Texte fourni:

-*-

Il y a 150 ans naissait Vladimir Ilitch Oulianov, dont l’Histoire retiendra le pseudonyme : Lénine
Il y a cent cinquante ans et un jour, en 1870, naissait dans l’Empire russe un homme du nom de Vladimir Ilitch Oulianov, dont l’Histoire retiendra le pseudonyme : Lénine.
Venu d’une famille que l’on appellerait aujourd’hui de classe moyenne, ce n’est pas lui qui vient à la politique, mais la politique qui vient à lui. L’Empire russe est alors une autocratie particulièrement répressive, sous la coupe des tsars. La richesse du pouvoir contraste brutalement avec la misère noire de la Russie immense et rurale. Des groupes dits « populistes » commencent à se dresser contre le régime, alors que les écrits socialistes marxistes commencent à peine à être diffusés dans les centres urbains. Le frère de Vladimir Ilitch rejoint des révolutionnaires, est capturé, assume : il est exécuté. La famille entière en subit les conséquences. Vladimir Ilitch est exclu de l’université. Il s’engage progressivement en politique, lit, écrit, est arrêté en 1897, et condamné à trois ans d’exil en Sibérie.

-*-

Poursuivez le texte sur la jeunesse de Lénine à partir de sa dernière phrase. Les enregistrements ci-dessous ne servent pas ici.

[Entrées de données extraites]
-*-

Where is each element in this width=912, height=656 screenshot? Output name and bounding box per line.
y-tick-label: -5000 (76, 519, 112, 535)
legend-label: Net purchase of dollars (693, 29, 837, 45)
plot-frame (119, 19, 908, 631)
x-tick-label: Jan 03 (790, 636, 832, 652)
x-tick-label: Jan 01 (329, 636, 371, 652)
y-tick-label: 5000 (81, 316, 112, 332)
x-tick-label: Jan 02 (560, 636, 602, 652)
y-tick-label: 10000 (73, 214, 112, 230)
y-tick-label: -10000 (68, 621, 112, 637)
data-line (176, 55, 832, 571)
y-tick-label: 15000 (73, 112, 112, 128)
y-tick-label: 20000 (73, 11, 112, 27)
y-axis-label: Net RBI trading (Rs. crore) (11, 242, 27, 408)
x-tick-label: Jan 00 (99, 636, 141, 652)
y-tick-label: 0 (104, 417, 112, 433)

-*-

Réponse attendue:
Ainsi sera sa vie pendant les vingt prochaines années, dans des organisations clandestines du mouvement socialiste russe, minoritaire et fragmenté. Réunions, périodes d’exil, congrès, publications et luttes se succèdent, jusqu’au choc de la Première guerre mondiale. Celle-ci prouve l’incapacité des socialistes à empêcher la guerre. Lénine rejoint et organise une petite minorité hostile au découragement et proclame à Zimmerwald, en Suisse, que seule la voie révolutionnaire permettra d’arrêter la catastrophe guerrière et impérialiste qui engloutit alors 18 millions de personnes.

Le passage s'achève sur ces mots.